RECORDED DATA >>

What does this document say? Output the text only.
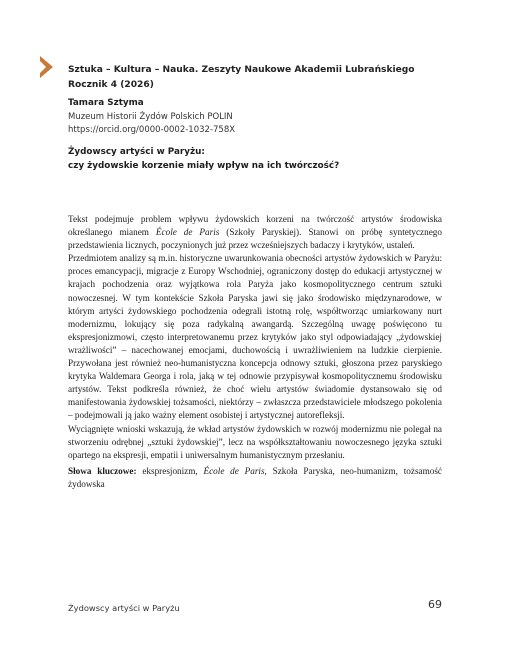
Sztuka – Kultura – Nauka. Zeszyty Naukowe Akademii Lubrańskiego
Rocznik 4 (2026)
Tamara Sztyma
Muzeum Historii Żydów Polskich POLIN
https://orcid.org/0000-0002-1032-758X
Żydowscy artyści w Paryżu:
czy żydowskie korzenie miały wpływ na ich twórczość?

Tekst podejmuje problem wpływu żydowskich korzeni na twórczość artystów środowiska określanego mianem École de Paris (Szkoły Paryskiej). Stanowi on próbę syntetycznego przedstawienia licznych, poczynionych już przez wcześniejszych badaczy i krytyków, ustaleń.

Przedmiotem analizy są m.in. historyczne uwarunkowania obecności artystów żydowskich w Paryżu: proces emancypacji, migracje z Europy Wschodniej, ograniczony dostęp do edukacji artystycznej w krajach pochodzenia oraz wyjątkowa rola Paryża jako kosmopolitycznego centrum sztuki nowoczesnej. W tym kontekście Szkoła Paryska jawi się jako środowisko międzynarodowe, w którym artyści żydowskiego pochodzenia odegrali istotną rolę, współtworząc umiarkowany nurt modernizmu, lokujący się poza radykalną awangardą. Szczególną uwagę poświęcono tu ekspresjonizmowi, często interpretowanemu przez krytyków jako styl odpowiadający „żydowskiej wrażliwości” – nacechowanej emocjami, duchowością i uwrażliwieniem na ludzkie cierpienie. Przywołana jest również neo-humanistyczna koncepcja odnowy sztuki, głoszona przez paryskiego krytyka Waldemara Georga i rola, jaką w tej odnowie przypisywał kosmopolitycznemu środowisku artystów. Tekst podkreśla również, że choć wielu artystów świadomie dystansowało się od manifestowania żydowskiej tożsamości, niektórzy – zwłaszcza przedstawiciele młodszego pokolenia – podejmowali ją jako ważny element osobistej i artystycznej autorefleksji.

Wyciągnięte wnioski wskazują, że wkład artystów żydowskich w rozwój modernizmu nie polegał na stworzeniu odrębnej „sztuki żydowskiej”, lecz na współkształtowaniu nowoczesnego języka sztuki opartego na ekspresji, empatii i uniwersalnym humanistycznym przesłaniu.

Słowa kluczowe: ekspresjonizm, École de Paris, Szkoła Paryska, neo-humanizm, tożsamość żydowska

Żydowscy artyści w Paryżu	69
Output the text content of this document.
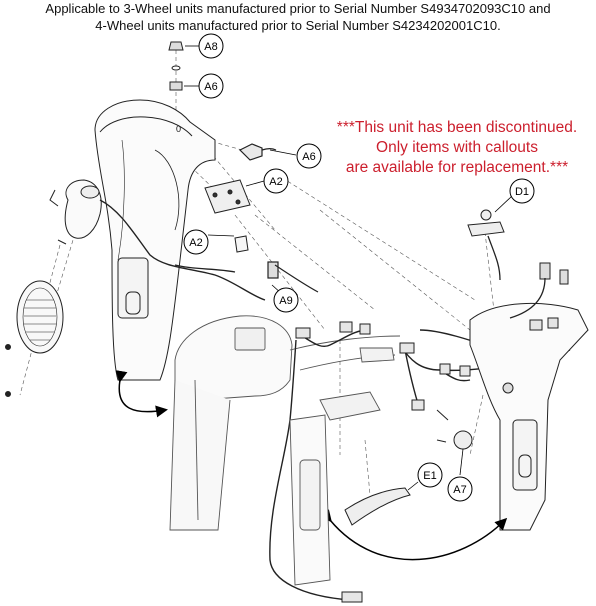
Applicable to 3-Wheel units manufactured prior to Serial Number S4934702093C10 and
4-Wheel units manufactured prior to Serial Number S4234202001C10.
0
A8
A6
A6
A2
A2
A9
D1
E1
A7
***This unit has been discontinued.
Only items with callouts
are available for replacement.***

DESCRIPTION OF THE TASK >>
Ignore the images and quote every line of the listing exactly.

RESULT BELOW >>
What does this document say? Output the text only.
Sztuka – Kultura – Nauka. Zeszyty Naukowe Akademii Lubrańskiego
Rocznik 4 (2026)
Tamara Sztyma
Muzeum Historii Żydów Polskich POLIN
https://orcid.org/0000-0002-1032-758X
Żydowscy artyści w Paryżu:
czy żydowskie korzenie miały wpływ na ich twórczość?

Tekst podejmuje problem wpływu żydowskich korzeni na twórczość artystów środowiska określanego mianem École de Paris (Szkoły Paryskiej). Stanowi on próbę syntetycznego przedstawienia licznych, poczynionych już przez wcześniejszych badaczy i krytyków, ustaleń.

Przedmiotem analizy są m.in. historyczne uwarunkowania obecności artystów żydowskich w Paryżu: proces emancypacji, migracje z Europy Wschodniej, ograniczony dostęp do edukacji artystycznej w krajach pochodzenia oraz wyjątkowa rola Paryża jako kosmopolitycznego centrum sztuki nowoczesnej. W tym kontekście Szkoła Paryska jawi się jako środowisko międzynarodowe, w którym artyści żydowskiego pochodzenia odegrali istotną rolę, współtworząc umiarkowany nurt modernizmu, lokujący się poza radykalną awangardą. Szczególną uwagę poświęcono tu ekspresjonizmowi, często interpretowanemu przez krytyków jako styl odpowiadający „żydowskiej wrażliwości” – nacechowanej emocjami, duchowością i uwrażliwieniem na ludzkie cierpienie. Przywołana jest również neo-humanistyczna koncepcja odnowy sztuki, głoszona przez paryskiego krytyka Waldemara Georga i rola, jaką w tej odnowie przypisywał kosmopolitycznemu środowisku artystów. Tekst podkreśla również, że choć wielu artystów świadomie dystansowało się od manifestowania żydowskiej tożsamości, niektórzy – zwłaszcza przedstawiciele młodszego pokolenia – podejmowali ją jako ważny element osobistej i artystycznej autorefleksji.

Wyciągnięte wnioski wskazują, że wkład artystów żydowskich w rozwój modernizmu nie polegał na stworzeniu odrębnej „sztuki żydowskiej”, lecz na współkształtowaniu nowoczesnego języka sztuki opartego na ekspresji, empatii i uniwersalnym humanistycznym przesłaniu.

Słowa kluczowe: ekspresjonizm, École de Paris, Szkoła Paryska, neo-humanizm, tożsamość żydowska

Żydowscy artyści w Paryżu	69
Output the text content of this document.
Applicable to 3-Wheel units manufactured prior to Serial Number S4934702093C10 and
4-Wheel units manufactured prior to Serial Number S4234202001C10.
0
A8
A6
A6
A2
A2
A9
D1
E1
A7
***This unit has been discontinued.
Only items with callouts
are available for replacement.***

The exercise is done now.